▶ Required task: Quote the records in full and leave their pictures out.

▶ Data entries:

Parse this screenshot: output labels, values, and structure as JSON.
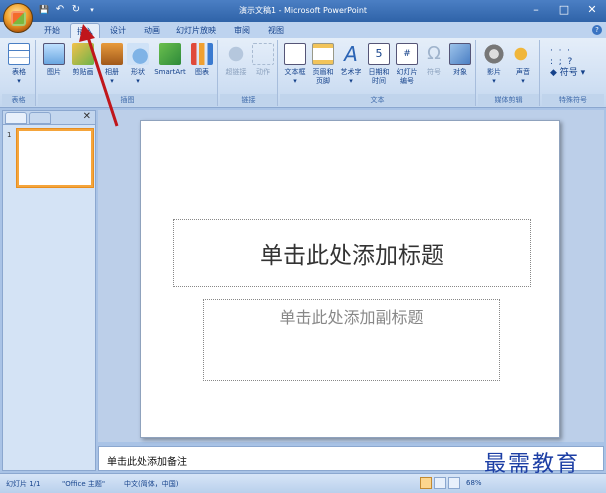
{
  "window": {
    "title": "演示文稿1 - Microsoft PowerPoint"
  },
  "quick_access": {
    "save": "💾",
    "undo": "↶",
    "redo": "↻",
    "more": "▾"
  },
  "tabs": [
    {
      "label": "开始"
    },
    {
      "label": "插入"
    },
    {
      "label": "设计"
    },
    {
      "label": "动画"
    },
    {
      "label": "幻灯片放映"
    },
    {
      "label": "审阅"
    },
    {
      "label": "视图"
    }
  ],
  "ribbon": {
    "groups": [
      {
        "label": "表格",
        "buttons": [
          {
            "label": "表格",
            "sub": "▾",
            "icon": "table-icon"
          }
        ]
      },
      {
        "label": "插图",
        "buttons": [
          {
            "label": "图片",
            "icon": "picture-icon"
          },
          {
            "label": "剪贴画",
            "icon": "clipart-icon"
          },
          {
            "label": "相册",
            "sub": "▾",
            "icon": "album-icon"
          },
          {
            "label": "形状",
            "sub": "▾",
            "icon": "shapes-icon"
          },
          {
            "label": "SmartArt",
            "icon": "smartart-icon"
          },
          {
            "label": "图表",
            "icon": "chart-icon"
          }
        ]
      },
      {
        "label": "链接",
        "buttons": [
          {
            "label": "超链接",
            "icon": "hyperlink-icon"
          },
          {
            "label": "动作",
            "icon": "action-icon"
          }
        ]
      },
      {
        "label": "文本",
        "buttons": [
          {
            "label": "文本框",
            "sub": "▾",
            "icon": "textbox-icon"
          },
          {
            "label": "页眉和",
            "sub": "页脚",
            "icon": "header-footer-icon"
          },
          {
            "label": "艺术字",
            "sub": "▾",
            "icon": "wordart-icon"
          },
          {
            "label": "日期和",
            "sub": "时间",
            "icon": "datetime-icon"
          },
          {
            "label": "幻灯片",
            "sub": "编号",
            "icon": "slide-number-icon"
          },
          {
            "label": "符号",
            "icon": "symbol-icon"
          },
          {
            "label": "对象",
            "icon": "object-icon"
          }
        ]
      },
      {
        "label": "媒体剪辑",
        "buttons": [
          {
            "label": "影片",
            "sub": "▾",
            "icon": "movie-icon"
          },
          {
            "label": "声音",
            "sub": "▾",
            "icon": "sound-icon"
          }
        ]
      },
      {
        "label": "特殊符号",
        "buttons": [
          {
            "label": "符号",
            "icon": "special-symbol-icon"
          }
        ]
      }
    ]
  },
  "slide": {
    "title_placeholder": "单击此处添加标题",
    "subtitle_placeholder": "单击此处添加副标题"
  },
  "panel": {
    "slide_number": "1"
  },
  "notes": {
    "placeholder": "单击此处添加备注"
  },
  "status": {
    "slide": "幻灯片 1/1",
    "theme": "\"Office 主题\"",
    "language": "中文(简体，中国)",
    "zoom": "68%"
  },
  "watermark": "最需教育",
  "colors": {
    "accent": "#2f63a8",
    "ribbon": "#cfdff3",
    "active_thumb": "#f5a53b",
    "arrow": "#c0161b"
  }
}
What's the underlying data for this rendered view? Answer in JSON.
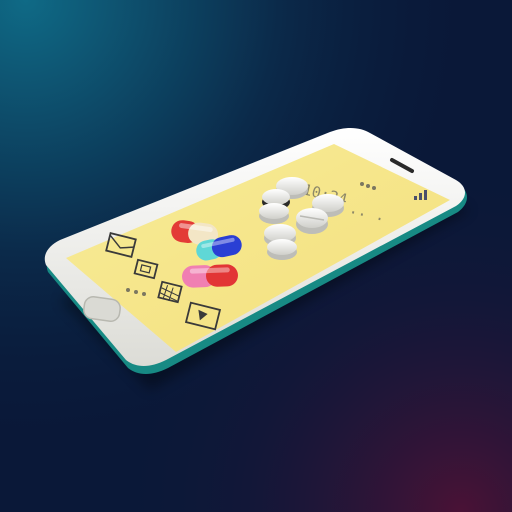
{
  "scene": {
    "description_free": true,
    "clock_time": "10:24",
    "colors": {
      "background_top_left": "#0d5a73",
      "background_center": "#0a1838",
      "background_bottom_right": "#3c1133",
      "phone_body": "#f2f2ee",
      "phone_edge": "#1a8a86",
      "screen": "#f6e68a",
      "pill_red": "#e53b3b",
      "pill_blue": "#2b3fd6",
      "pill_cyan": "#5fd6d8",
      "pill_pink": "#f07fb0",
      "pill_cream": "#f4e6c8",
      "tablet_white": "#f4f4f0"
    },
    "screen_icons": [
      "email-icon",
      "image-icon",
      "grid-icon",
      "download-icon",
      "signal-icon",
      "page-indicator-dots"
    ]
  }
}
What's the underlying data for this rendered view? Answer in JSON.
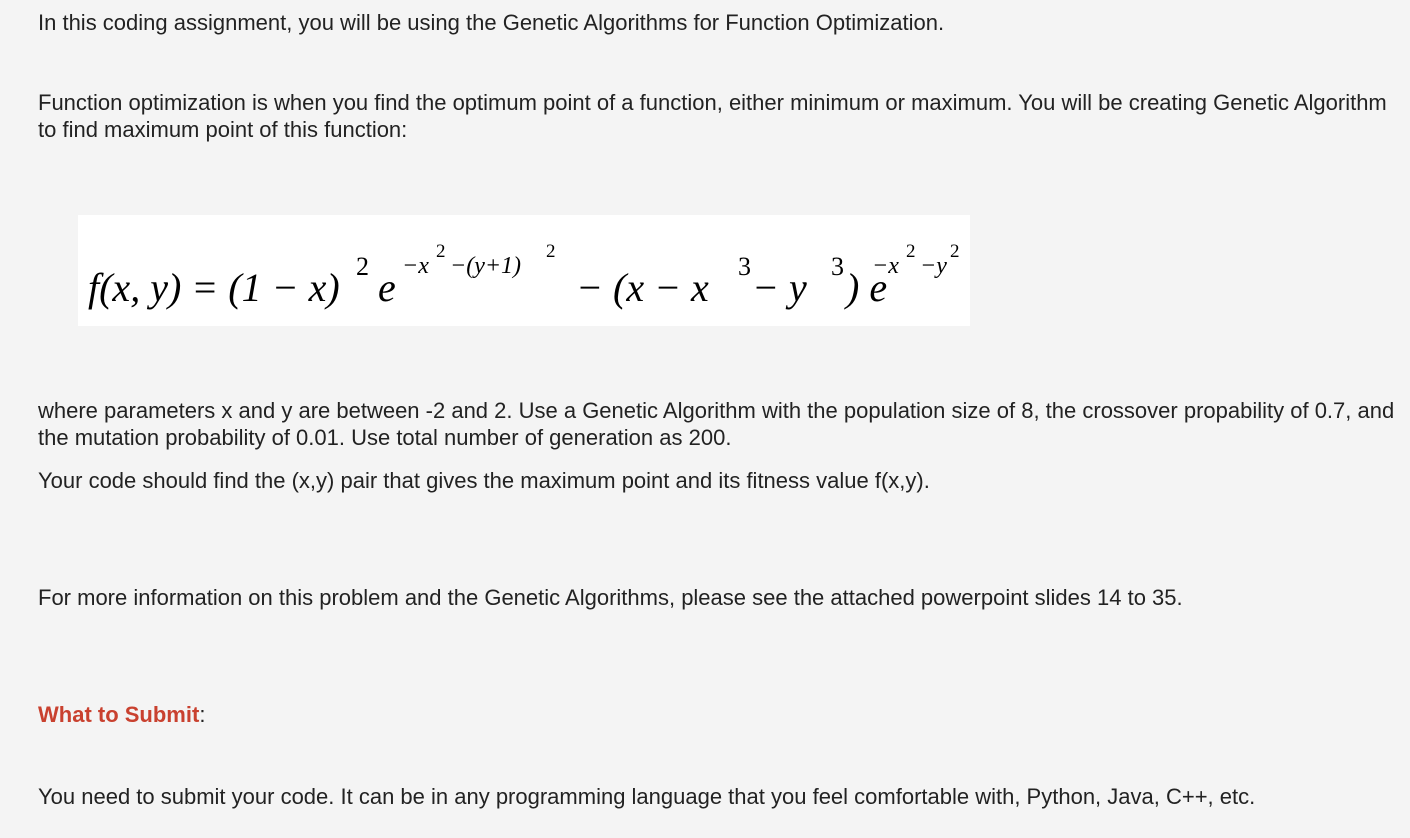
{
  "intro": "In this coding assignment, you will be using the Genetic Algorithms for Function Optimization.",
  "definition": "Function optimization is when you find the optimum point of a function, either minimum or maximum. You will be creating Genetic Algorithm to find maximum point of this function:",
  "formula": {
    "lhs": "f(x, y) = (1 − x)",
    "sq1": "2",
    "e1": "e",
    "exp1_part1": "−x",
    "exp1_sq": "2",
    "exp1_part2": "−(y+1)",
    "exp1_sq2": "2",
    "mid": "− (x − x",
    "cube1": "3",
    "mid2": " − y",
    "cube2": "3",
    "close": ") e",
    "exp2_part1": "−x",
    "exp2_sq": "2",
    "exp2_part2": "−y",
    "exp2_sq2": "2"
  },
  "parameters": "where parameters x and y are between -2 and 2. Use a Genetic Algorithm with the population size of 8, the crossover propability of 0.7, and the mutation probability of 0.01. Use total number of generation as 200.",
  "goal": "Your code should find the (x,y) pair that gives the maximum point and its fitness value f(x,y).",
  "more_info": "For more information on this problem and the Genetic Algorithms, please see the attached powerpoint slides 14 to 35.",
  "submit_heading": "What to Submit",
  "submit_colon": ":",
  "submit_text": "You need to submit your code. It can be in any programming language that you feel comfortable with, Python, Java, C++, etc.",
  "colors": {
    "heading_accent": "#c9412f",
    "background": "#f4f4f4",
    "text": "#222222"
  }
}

▶ Output of the task:
Parse this screenshot: output labels, values, and structure as JSON.
{
  "window": {
    "title": "演示文稿1 - Microsoft PowerPoint"
  },
  "quick_access": {
    "save": "💾",
    "undo": "↶",
    "redo": "↻",
    "more": "▾"
  },
  "tabs": [
    {
      "label": "开始"
    },
    {
      "label": "插入"
    },
    {
      "label": "设计"
    },
    {
      "label": "动画"
    },
    {
      "label": "幻灯片放映"
    },
    {
      "label": "审阅"
    },
    {
      "label": "视图"
    }
  ],
  "ribbon": {
    "groups": [
      {
        "label": "表格",
        "buttons": [
          {
            "label": "表格",
            "sub": "▾",
            "icon": "table-icon"
          }
        ]
      },
      {
        "label": "插图",
        "buttons": [
          {
            "label": "图片",
            "icon": "picture-icon"
          },
          {
            "label": "剪贴画",
            "icon": "clipart-icon"
          },
          {
            "label": "相册",
            "sub": "▾",
            "icon": "album-icon"
          },
          {
            "label": "形状",
            "sub": "▾",
            "icon": "shapes-icon"
          },
          {
            "label": "SmartArt",
            "icon": "smartart-icon"
          },
          {
            "label": "图表",
            "icon": "chart-icon"
          }
        ]
      },
      {
        "label": "链接",
        "buttons": [
          {
            "label": "超链接",
            "icon": "hyperlink-icon"
          },
          {
            "label": "动作",
            "icon": "action-icon"
          }
        ]
      },
      {
        "label": "文本",
        "buttons": [
          {
            "label": "文本框",
            "sub": "▾",
            "icon": "textbox-icon"
          },
          {
            "label": "页眉和",
            "sub": "页脚",
            "icon": "header-footer-icon"
          },
          {
            "label": "艺术字",
            "sub": "▾",
            "icon": "wordart-icon"
          },
          {
            "label": "日期和",
            "sub": "时间",
            "icon": "datetime-icon"
          },
          {
            "label": "幻灯片",
            "sub": "编号",
            "icon": "slide-number-icon"
          },
          {
            "label": "符号",
            "icon": "symbol-icon"
          },
          {
            "label": "对象",
            "icon": "object-icon"
          }
        ]
      },
      {
        "label": "媒体剪辑",
        "buttons": [
          {
            "label": "影片",
            "sub": "▾",
            "icon": "movie-icon"
          },
          {
            "label": "声音",
            "sub": "▾",
            "icon": "sound-icon"
          }
        ]
      },
      {
        "label": "特殊符号",
        "buttons": [
          {
            "label": "符号",
            "icon": "special-symbol-icon"
          }
        ]
      }
    ]
  },
  "slide": {
    "title_placeholder": "单击此处添加标题",
    "subtitle_placeholder": "单击此处添加副标题"
  },
  "panel": {
    "slide_number": "1"
  },
  "notes": {
    "placeholder": "单击此处添加备注"
  },
  "status": {
    "slide": "幻灯片 1/1",
    "theme": "\"Office 主题\"",
    "language": "中文(简体，中国)",
    "zoom": "68%"
  },
  "watermark": "最需教育",
  "colors": {
    "accent": "#2f63a8",
    "ribbon": "#cfdff3",
    "active_thumb": "#f5a53b",
    "arrow": "#c0161b"
  }
}
What's the underlying data for this rendered view? Answer in JSON.
{
  "scene": {
    "description_free": true,
    "clock_time": "10:24",
    "colors": {
      "background_top_left": "#0d5a73",
      "background_center": "#0a1838",
      "background_bottom_right": "#3c1133",
      "phone_body": "#f2f2ee",
      "phone_edge": "#1a8a86",
      "screen": "#f6e68a",
      "pill_red": "#e53b3b",
      "pill_blue": "#2b3fd6",
      "pill_cyan": "#5fd6d8",
      "pill_pink": "#f07fb0",
      "pill_cream": "#f4e6c8",
      "tablet_white": "#f4f4f0"
    },
    "screen_icons": [
      "email-icon",
      "image-icon",
      "grid-icon",
      "download-icon",
      "signal-icon",
      "page-indicator-dots"
    ]
  }
}
What's the underlying data for this rendered view? Answer in JSON.
{
  "intro": "In this coding assignment, you will be using the Genetic Algorithms for Function Optimization.",
  "definition": "Function optimization is when you find the optimum point of a function, either minimum or maximum. You will be creating Genetic Algorithm to find maximum point of this function:",
  "formula": {
    "lhs": "f(x, y) = (1 − x)",
    "sq1": "2",
    "e1": "e",
    "exp1_part1": "−x",
    "exp1_sq": "2",
    "exp1_part2": "−(y+1)",
    "exp1_sq2": "2",
    "mid": "− (x − x",
    "cube1": "3",
    "mid2": " − y",
    "cube2": "3",
    "close": ") e",
    "exp2_part1": "−x",
    "exp2_sq": "2",
    "exp2_part2": "−y",
    "exp2_sq2": "2"
  },
  "parameters": "where parameters x and y are between -2 and 2. Use a Genetic Algorithm with the population size of 8, the crossover propability of 0.7, and the mutation probability of 0.01. Use total number of generation as 200.",
  "goal": "Your code should find the (x,y) pair that gives the maximum point and its fitness value f(x,y).",
  "more_info": "For more information on this problem and the Genetic Algorithms, please see the attached powerpoint slides 14 to 35.",
  "submit_heading": "What to Submit",
  "submit_colon": ":",
  "submit_text": "You need to submit your code. It can be in any programming language that you feel comfortable with, Python, Java, C++, etc.",
  "colors": {
    "heading_accent": "#c9412f",
    "background": "#f4f4f4",
    "text": "#222222"
  }
}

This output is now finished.